Data tied to figure images
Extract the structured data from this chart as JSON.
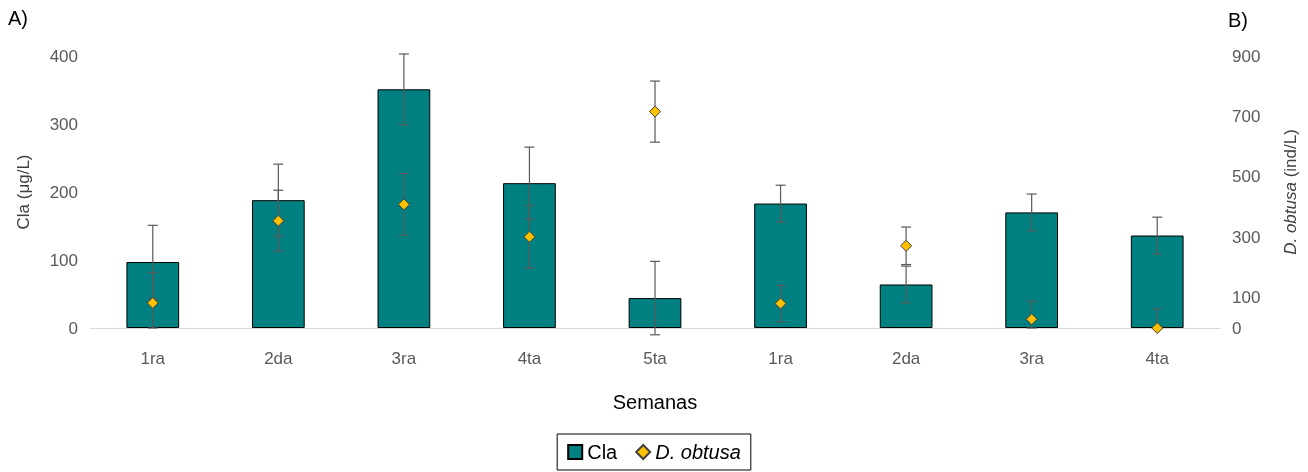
{
  "chart_data": {
    "type": "bar",
    "xlabel": "Semanas",
    "ylabel": "Cla (μg/L)",
    "y2label": "D. obtusa (ind/L)",
    "annotations": [
      "A)",
      "B)"
    ],
    "categories": [
      "1ra",
      "2da",
      "3ra",
      "4ta",
      "5ta",
      "1ra",
      "2da",
      "3ra",
      "4ta"
    ],
    "ylim": [
      0,
      400
    ],
    "yticks": [
      0,
      100,
      200,
      300,
      400
    ],
    "y2lim": [
      0,
      900
    ],
    "y2ticks": [
      0,
      100,
      300,
      500,
      700,
      900
    ],
    "marker": "diamond",
    "legend": "bottom",
    "series": [
      {
        "name": "Cla",
        "color": "#008080",
        "values": [
          97,
          188,
          351,
          213,
          44,
          183,
          64,
          170,
          136
        ],
        "errors": [
          54,
          53,
          52,
          53,
          54,
          27,
          27,
          27,
          27
        ]
      },
      {
        "name": "D. obtusa",
        "type": "scatter",
        "axis": "y2",
        "color": "#ffc000",
        "values": [
          83,
          355,
          409,
          302,
          716,
          81,
          272,
          29,
          0
        ],
        "errors": [
          [
            0,
            184
          ],
          101,
          102,
          103,
          101,
          60,
          62,
          [
            0,
            89
          ],
          [
            0,
            63
          ]
        ]
      }
    ]
  }
}
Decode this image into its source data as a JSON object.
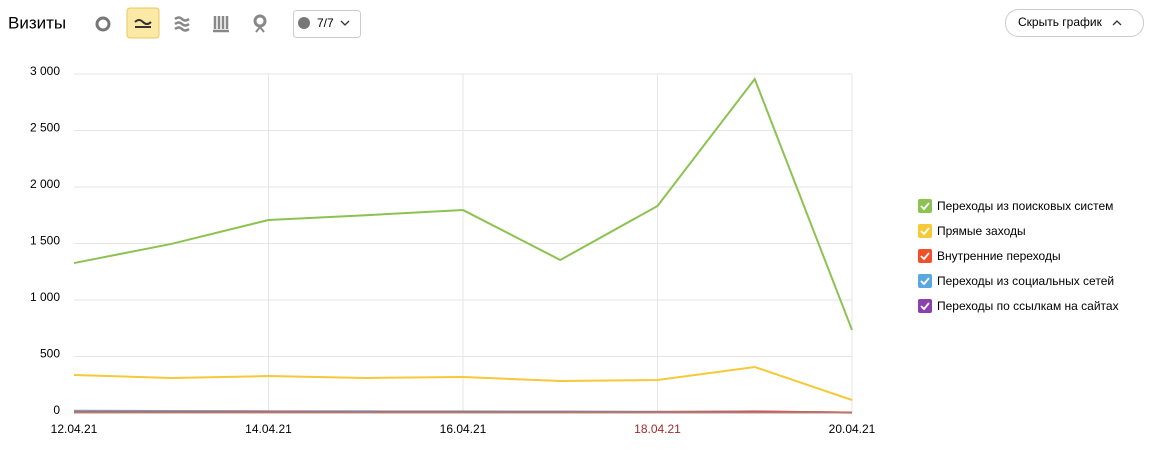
{
  "toolbar": {
    "title": "Визиты",
    "segments": "7/7",
    "hide_button": "Скрыть график"
  },
  "chart_data": {
    "type": "line",
    "categories": [
      "12.04.21",
      null,
      "14.04.21",
      null,
      "16.04.21",
      null,
      "18.04.21",
      null,
      "20.04.21"
    ],
    "highlighted_categories": [
      6
    ],
    "highlight_color": "#a52a2a",
    "ylim": [
      0,
      3000
    ],
    "yticks": [
      0,
      500,
      {
        "value": 1000,
        "label": "1 000"
      },
      {
        "value": 1500,
        "label": "1 500"
      },
      {
        "value": 2000,
        "label": "2 000"
      },
      {
        "value": 2500,
        "label": "2 500"
      },
      {
        "value": 3000,
        "label": "3 000"
      }
    ],
    "grid": true,
    "legend": "right",
    "series": [
      {
        "name": "Переходы из поисковых систем",
        "color": "#8cc350",
        "values": [
          1327,
          1496,
          1708,
          1750,
          1796,
          1354,
          1832,
          2956,
          735
        ]
      },
      {
        "name": "Прямые заходы",
        "color": "#f5c938",
        "values": [
          336,
          310,
          327,
          310,
          319,
          283,
          292,
          407,
          115
        ]
      },
      {
        "name": "Внутренние переходы",
        "color": "#f1502b",
        "values": [
          8,
          7,
          8,
          6,
          7,
          5,
          6,
          9,
          3
        ]
      },
      {
        "name": "Переходы из социальных сетей",
        "color": "#5ba7e0",
        "values": [
          20,
          18,
          16,
          15,
          14,
          13,
          11,
          12,
          4
        ]
      },
      {
        "name": "Переходы по ссылкам на сайтах",
        "color": "#8d3fab",
        "values": [
          12,
          11,
          10,
          10,
          11,
          9,
          8,
          14,
          3
        ]
      }
    ]
  }
}
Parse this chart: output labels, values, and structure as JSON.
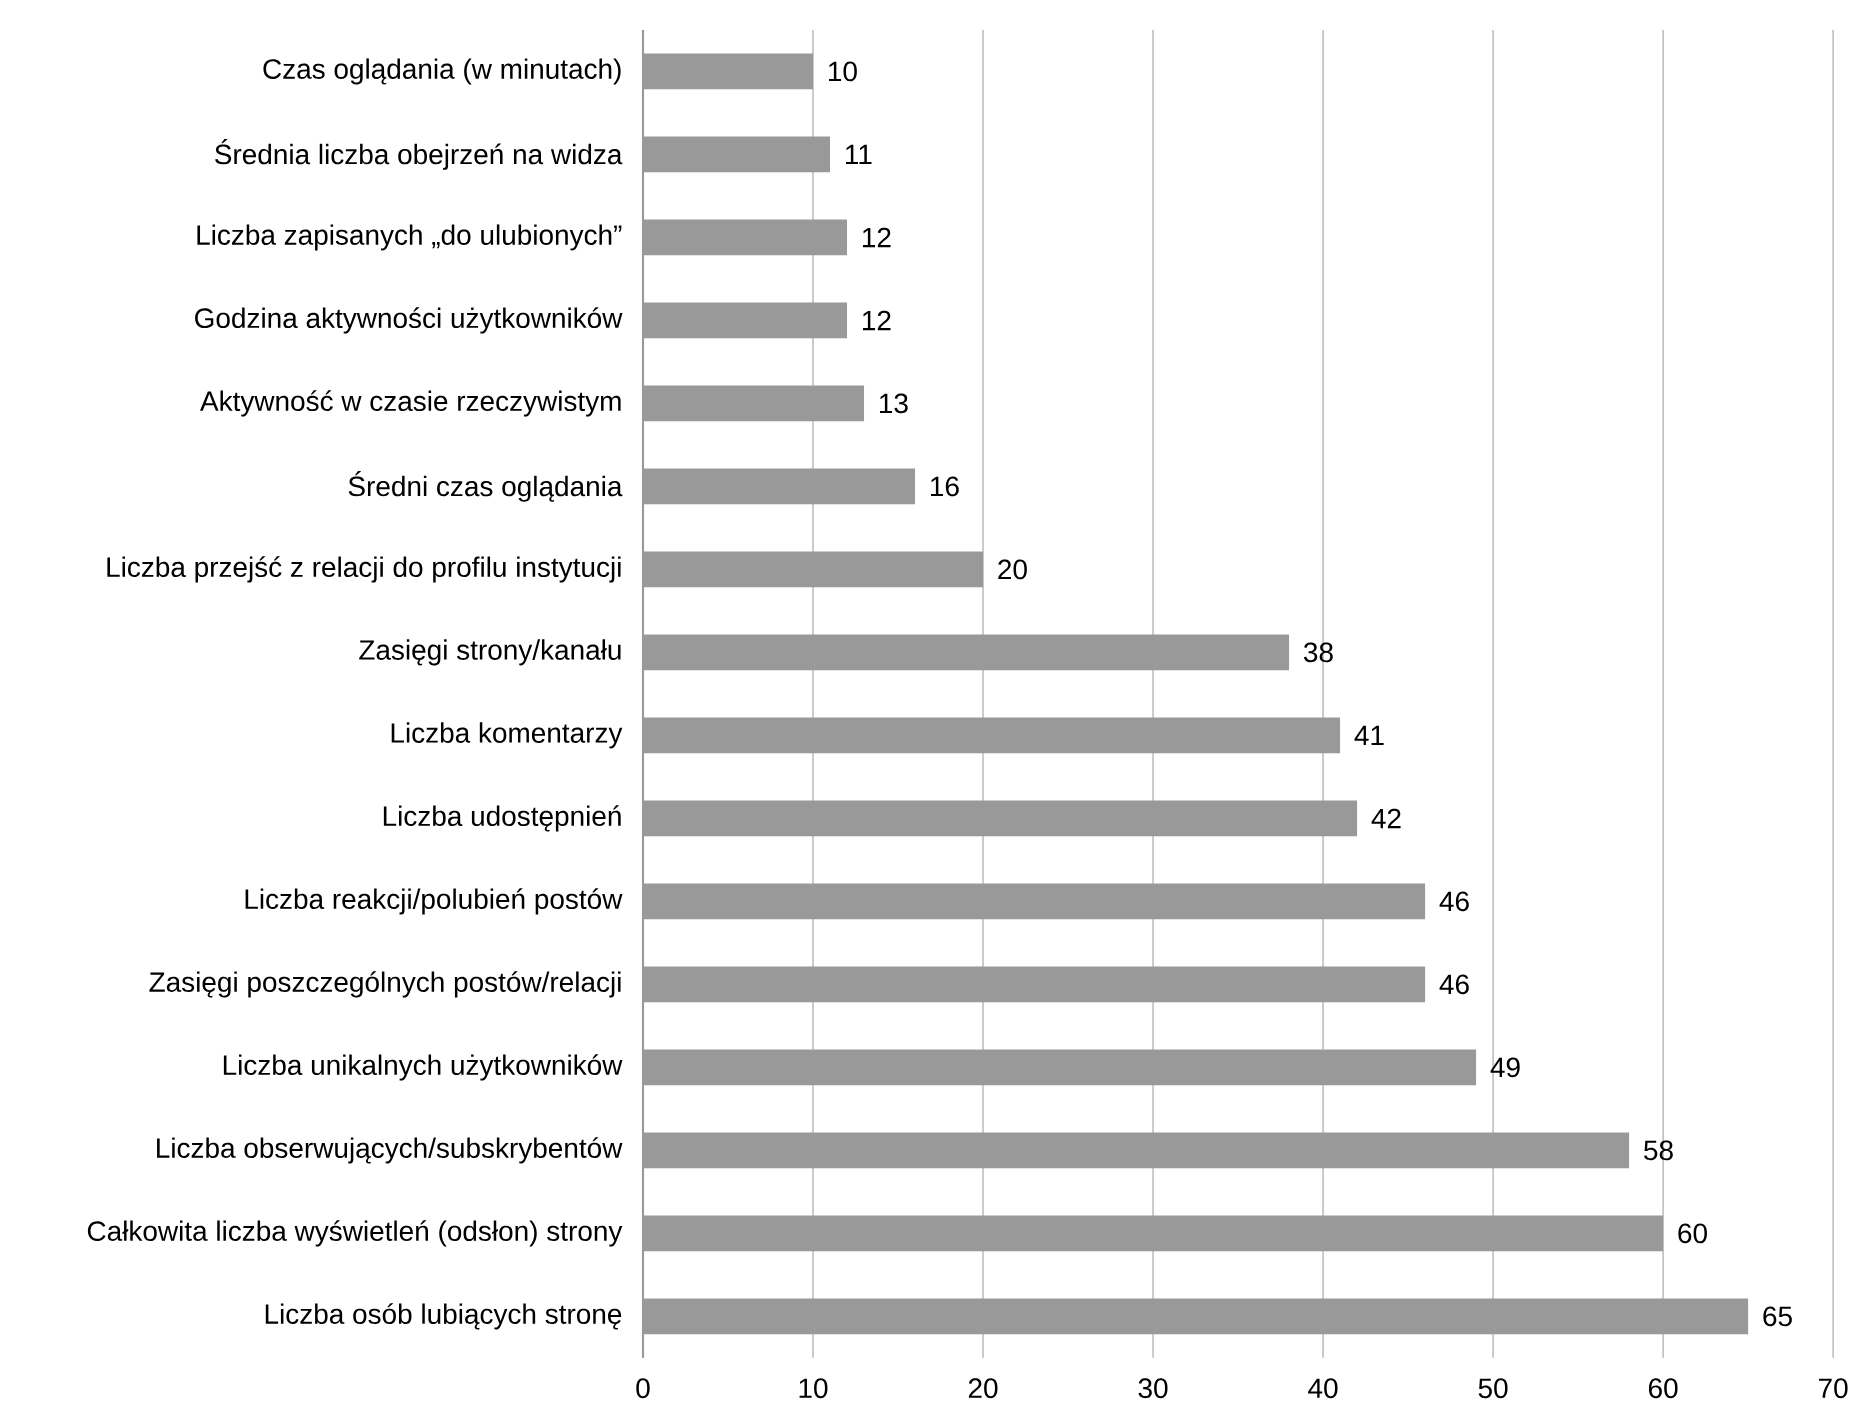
{
  "chart_data": {
    "type": "bar",
    "orientation": "horizontal",
    "categories": [
      "Czas oglądania (w minutach)",
      "Średnia liczba obejrzeń na widza",
      "Liczba zapisanych „do ulubionych”",
      "Godzina aktywności użytkowników",
      "Aktywność w czasie rzeczywistym",
      "Średni czas oglądania",
      "Liczba przejść z relacji do profilu instytucji",
      "Zasięgi strony/kanału",
      "Liczba komentarzy",
      "Liczba udostępnień",
      "Liczba reakcji/polubień postów",
      "Zasięgi poszczególnych postów/relacji",
      "Liczba unikalnych użytkowników",
      "Liczba obserwujących/subskrybentów",
      "Całkowita liczba wyświetleń (odsłon) strony",
      "Liczba osób lubiących stronę"
    ],
    "values": [
      10,
      11,
      12,
      12,
      13,
      16,
      20,
      38,
      41,
      42,
      46,
      46,
      49,
      58,
      60,
      65
    ],
    "color": "#999999",
    "xlim": [
      0,
      70
    ],
    "xticks": [
      0,
      10,
      20,
      30,
      40,
      50,
      60,
      70
    ],
    "grid": "x",
    "data_labels": true
  }
}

* TO DO
Examine the data above and state how many of its lines contain the word "relacji", with no further remarks.

* RIGHT ANSWER
2